**Records to use:**
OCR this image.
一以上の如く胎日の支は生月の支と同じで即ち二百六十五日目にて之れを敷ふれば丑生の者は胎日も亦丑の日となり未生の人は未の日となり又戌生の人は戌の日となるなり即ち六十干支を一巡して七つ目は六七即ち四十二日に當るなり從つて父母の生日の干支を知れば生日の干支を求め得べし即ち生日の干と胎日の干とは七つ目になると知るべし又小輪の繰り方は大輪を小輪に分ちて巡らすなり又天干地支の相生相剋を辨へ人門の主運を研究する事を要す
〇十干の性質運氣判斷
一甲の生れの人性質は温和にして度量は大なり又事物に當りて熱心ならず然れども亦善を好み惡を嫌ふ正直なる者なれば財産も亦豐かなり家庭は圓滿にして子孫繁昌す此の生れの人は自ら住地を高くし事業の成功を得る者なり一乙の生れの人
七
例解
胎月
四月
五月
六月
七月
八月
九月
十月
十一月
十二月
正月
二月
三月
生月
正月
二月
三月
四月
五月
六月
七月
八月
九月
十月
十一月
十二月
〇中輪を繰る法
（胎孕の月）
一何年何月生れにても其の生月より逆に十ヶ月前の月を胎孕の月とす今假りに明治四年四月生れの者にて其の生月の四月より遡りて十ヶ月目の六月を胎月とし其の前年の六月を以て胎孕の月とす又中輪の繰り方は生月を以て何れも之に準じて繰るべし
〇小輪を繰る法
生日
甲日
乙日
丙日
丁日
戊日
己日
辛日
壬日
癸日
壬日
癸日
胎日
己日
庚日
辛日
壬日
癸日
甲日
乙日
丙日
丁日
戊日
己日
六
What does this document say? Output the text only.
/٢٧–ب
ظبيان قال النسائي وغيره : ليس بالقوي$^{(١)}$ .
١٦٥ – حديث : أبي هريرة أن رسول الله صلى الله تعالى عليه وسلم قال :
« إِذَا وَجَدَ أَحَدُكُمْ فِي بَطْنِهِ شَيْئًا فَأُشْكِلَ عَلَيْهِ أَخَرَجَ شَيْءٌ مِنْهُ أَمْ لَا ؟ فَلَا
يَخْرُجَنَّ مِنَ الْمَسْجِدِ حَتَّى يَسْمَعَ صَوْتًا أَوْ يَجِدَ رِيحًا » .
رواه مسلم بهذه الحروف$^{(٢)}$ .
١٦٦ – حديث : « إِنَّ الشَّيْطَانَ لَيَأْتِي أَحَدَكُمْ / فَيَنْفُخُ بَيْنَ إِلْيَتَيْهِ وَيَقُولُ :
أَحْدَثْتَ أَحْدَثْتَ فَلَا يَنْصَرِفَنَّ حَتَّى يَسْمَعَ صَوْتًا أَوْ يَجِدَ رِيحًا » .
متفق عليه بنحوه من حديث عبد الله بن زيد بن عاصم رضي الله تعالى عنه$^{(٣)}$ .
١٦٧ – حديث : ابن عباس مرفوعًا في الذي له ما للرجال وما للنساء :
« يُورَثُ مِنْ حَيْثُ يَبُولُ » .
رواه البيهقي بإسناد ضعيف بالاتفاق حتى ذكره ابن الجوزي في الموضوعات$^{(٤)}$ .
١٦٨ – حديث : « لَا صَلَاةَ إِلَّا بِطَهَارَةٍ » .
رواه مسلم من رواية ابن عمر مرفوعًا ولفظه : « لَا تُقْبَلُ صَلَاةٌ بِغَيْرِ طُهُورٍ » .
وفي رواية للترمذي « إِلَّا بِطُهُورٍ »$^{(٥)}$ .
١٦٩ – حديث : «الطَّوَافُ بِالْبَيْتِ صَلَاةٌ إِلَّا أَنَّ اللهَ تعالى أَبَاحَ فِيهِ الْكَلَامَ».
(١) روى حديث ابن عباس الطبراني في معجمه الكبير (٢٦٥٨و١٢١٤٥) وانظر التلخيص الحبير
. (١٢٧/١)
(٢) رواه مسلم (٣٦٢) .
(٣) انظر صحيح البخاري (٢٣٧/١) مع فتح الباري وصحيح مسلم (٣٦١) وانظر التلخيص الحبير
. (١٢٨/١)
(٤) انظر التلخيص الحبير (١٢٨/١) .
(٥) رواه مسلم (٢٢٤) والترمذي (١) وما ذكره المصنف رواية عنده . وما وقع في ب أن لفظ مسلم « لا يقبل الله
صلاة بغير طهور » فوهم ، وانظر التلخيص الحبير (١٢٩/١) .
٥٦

---

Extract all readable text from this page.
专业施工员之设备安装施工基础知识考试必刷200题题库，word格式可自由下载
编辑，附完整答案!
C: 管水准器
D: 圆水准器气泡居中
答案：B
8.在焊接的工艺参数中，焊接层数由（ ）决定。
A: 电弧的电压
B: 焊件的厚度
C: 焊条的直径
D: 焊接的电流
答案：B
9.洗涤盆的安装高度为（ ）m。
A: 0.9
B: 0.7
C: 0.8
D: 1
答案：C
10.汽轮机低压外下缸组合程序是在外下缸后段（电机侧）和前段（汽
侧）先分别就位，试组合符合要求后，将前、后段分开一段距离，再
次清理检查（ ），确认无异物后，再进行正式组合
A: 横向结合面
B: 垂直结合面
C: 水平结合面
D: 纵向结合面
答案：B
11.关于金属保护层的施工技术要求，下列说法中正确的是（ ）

**To be done:**
Exactly how many lines of the material contain the word "الحبير"? Write the number alone.

**Answer to the exercise:**
4